WRITTEN TASK:
Copy each line below in which the string "المخالفين" occurs.
** begin WORKING DATA **
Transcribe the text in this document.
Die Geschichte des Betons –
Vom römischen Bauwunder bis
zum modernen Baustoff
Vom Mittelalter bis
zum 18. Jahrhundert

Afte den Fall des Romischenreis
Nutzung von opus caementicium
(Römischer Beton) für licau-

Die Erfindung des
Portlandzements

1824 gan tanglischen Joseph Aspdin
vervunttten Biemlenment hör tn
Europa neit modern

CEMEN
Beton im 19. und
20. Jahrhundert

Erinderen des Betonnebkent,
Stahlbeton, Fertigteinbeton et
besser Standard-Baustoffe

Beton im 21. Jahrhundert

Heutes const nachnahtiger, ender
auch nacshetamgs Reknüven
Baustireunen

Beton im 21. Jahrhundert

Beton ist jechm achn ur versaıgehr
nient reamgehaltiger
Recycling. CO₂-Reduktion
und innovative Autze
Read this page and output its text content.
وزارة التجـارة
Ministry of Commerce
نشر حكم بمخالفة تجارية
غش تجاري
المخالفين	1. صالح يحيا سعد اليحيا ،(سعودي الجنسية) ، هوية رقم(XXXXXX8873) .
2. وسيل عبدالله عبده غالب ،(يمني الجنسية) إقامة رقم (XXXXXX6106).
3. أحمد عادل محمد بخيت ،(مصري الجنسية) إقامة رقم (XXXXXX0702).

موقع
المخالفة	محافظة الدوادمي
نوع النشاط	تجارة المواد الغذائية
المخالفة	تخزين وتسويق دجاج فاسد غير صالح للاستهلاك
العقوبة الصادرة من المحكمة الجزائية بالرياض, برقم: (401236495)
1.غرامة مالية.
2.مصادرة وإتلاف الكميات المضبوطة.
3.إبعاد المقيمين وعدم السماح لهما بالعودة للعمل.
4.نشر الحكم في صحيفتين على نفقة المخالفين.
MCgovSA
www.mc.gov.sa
** end WORKING DATA **
OUTPUT FOR THIS EXERCISE:
المخالفين	1. صالح يحيا سعد اليحيا ،(سعودي الجنسية) ، هوية رقم(XXXXXX8873) .
4.نشر الحكم في صحيفتين على نفقة المخالفين.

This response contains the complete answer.